YOUR INSTRUCTIONS: Pull out every line in the rows below that contains the word "bounding".

RECORDS PROVIDED:
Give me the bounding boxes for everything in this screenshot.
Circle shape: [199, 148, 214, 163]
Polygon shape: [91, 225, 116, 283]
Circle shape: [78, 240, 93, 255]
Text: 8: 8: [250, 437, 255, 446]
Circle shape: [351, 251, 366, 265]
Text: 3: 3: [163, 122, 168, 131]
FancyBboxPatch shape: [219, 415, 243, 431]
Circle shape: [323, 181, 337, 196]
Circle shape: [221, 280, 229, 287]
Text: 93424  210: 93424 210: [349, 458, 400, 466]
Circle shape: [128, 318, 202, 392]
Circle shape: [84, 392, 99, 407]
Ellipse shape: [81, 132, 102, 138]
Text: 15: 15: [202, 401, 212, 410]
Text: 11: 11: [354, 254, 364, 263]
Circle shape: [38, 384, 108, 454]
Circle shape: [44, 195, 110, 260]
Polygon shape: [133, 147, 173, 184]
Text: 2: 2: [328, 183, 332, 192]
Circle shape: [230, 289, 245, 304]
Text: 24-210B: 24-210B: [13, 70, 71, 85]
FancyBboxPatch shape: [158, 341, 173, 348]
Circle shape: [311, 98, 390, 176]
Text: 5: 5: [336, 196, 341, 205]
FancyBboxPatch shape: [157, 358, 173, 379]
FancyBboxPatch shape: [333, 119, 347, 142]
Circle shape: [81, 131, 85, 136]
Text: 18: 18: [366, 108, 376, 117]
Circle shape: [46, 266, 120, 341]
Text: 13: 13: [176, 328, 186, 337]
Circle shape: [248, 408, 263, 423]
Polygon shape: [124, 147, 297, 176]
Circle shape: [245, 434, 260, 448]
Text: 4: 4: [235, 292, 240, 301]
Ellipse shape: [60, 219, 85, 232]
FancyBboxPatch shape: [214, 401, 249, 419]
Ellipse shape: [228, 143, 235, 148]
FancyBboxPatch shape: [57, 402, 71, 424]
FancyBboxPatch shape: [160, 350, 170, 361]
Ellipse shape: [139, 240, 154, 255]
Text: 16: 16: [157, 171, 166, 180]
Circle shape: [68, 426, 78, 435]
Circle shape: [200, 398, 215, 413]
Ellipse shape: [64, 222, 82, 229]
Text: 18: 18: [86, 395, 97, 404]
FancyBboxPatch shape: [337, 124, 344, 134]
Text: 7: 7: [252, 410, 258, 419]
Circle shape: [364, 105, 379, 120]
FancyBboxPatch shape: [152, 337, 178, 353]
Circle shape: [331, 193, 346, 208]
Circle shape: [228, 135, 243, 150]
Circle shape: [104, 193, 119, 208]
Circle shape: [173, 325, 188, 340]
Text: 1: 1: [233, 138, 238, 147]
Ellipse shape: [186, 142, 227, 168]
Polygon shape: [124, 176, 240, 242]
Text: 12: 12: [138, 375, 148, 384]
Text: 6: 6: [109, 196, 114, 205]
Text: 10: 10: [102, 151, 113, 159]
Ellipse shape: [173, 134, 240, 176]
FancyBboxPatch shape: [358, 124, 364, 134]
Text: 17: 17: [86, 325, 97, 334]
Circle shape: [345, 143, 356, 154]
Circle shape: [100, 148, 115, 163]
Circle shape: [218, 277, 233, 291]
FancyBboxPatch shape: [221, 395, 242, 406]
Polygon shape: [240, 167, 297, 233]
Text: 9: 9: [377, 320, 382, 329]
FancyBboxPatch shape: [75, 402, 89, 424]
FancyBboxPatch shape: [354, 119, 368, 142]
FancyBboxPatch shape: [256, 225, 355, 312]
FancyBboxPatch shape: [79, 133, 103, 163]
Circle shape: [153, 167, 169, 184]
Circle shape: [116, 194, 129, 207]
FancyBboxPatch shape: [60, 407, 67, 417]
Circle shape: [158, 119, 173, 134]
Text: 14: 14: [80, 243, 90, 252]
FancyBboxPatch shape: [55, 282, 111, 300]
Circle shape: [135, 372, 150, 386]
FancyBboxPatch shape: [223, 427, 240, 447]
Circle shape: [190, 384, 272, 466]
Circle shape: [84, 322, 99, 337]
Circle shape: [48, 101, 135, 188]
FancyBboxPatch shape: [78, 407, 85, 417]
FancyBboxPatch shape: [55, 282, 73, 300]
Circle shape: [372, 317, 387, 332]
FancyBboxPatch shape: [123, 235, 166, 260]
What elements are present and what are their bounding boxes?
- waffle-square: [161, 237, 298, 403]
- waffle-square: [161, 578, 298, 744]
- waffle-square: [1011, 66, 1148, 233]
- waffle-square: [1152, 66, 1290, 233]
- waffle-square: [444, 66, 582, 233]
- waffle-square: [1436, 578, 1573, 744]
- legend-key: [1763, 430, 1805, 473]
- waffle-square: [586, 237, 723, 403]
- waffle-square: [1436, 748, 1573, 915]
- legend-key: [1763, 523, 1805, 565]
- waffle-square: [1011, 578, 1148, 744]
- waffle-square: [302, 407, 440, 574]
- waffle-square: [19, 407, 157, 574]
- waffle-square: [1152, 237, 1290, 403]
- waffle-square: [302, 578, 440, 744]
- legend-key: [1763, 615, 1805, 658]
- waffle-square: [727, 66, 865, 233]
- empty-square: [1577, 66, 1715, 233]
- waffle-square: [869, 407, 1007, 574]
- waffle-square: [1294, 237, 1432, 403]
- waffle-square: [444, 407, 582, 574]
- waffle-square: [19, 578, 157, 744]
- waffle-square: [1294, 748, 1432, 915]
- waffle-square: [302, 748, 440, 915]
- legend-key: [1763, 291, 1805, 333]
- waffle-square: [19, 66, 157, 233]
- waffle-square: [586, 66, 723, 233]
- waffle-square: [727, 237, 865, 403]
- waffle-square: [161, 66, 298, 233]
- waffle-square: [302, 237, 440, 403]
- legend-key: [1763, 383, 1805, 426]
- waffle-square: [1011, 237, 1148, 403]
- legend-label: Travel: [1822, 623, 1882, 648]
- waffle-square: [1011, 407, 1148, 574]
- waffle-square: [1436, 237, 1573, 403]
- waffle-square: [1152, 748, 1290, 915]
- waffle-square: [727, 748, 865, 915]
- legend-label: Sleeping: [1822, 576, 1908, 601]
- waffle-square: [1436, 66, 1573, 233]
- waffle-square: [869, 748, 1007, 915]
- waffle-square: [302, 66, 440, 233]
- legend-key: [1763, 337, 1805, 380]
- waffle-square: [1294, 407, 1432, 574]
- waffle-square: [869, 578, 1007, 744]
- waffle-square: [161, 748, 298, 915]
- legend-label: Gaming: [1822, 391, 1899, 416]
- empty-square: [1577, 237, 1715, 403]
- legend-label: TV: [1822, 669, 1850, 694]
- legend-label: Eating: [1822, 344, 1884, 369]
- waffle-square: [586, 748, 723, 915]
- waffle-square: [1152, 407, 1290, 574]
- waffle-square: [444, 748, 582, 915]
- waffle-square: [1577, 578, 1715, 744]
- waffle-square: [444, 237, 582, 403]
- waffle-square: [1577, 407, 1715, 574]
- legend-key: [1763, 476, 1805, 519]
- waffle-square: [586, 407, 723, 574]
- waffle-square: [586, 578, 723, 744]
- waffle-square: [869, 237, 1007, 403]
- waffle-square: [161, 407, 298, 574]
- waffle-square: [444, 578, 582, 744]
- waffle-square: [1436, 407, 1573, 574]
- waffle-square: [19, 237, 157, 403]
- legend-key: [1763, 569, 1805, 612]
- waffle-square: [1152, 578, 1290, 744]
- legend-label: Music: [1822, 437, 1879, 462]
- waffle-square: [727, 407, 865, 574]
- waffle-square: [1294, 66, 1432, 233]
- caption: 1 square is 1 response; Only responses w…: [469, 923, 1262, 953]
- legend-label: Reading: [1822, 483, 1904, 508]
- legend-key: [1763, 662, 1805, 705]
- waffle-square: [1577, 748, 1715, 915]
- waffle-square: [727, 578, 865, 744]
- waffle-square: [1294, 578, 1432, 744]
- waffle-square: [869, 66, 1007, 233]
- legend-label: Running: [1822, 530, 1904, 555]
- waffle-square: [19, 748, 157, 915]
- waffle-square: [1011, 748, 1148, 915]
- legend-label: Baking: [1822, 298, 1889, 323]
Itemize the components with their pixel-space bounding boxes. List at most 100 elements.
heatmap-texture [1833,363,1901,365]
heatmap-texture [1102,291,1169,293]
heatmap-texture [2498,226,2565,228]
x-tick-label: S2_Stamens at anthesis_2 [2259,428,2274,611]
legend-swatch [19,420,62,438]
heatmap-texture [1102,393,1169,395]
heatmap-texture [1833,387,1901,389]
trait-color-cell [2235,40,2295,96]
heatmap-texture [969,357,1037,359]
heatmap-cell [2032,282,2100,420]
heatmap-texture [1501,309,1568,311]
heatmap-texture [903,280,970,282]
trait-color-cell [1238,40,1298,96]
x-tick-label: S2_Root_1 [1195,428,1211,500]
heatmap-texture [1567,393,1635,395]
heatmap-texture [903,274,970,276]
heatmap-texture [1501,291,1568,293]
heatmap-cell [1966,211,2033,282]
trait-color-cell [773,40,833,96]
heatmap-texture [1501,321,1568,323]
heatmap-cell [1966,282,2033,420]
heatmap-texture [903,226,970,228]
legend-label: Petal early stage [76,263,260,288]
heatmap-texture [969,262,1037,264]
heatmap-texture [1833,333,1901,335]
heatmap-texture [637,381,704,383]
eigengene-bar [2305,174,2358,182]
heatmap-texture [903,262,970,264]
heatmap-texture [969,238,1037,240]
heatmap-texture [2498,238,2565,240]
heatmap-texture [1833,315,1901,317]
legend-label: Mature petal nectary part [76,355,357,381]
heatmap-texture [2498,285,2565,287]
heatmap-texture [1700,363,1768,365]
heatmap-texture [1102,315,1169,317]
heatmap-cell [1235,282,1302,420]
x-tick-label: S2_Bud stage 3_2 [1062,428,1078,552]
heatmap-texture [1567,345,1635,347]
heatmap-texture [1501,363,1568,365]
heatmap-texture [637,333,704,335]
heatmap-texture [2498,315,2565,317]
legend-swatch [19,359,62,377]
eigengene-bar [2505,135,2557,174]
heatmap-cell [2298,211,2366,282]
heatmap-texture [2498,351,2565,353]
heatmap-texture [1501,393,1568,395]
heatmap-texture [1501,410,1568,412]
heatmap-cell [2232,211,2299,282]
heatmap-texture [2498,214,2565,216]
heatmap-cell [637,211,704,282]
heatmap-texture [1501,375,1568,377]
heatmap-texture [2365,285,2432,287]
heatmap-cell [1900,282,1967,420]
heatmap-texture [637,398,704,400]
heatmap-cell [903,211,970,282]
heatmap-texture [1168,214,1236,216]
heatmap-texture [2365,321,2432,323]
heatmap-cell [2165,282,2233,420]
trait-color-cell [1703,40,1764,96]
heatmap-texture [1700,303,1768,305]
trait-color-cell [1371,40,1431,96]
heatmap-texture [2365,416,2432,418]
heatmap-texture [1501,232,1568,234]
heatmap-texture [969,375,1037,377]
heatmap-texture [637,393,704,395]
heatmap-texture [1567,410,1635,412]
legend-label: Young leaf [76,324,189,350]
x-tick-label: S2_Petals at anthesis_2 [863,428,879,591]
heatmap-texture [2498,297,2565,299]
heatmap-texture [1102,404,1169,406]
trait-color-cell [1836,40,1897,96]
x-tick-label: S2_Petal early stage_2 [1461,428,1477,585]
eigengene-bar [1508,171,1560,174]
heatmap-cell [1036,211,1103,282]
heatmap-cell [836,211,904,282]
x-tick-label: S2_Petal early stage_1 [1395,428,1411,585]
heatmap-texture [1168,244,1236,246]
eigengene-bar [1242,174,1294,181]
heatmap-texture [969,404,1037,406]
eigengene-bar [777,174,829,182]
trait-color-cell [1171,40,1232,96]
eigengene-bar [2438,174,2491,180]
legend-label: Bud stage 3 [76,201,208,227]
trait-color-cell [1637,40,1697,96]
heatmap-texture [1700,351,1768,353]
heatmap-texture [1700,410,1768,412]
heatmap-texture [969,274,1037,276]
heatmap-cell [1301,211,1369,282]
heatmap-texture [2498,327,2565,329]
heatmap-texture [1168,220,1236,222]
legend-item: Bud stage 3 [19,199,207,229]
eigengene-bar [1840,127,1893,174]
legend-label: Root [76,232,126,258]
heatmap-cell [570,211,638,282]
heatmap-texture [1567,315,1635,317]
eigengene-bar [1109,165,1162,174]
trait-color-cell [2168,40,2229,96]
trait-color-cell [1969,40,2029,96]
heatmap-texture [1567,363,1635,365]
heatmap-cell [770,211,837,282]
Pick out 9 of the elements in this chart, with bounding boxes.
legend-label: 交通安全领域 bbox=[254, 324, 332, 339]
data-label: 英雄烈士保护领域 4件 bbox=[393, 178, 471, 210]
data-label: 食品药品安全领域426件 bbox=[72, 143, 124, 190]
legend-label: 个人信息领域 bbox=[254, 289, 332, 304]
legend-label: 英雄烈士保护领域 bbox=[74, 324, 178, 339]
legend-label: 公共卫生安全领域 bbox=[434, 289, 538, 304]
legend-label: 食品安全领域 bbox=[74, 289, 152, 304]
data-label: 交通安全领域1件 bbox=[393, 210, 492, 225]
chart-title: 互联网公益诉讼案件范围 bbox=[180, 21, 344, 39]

ANSWER IN FULL:
Give me the bounding boxes for everything in this screenshot.
What elements are present and what are their bounding boxes?
Itemize the components with their pixel-space bounding boxes. List at most 100 elements.
Pick out 9 of the elements in this chart, with bounding boxes.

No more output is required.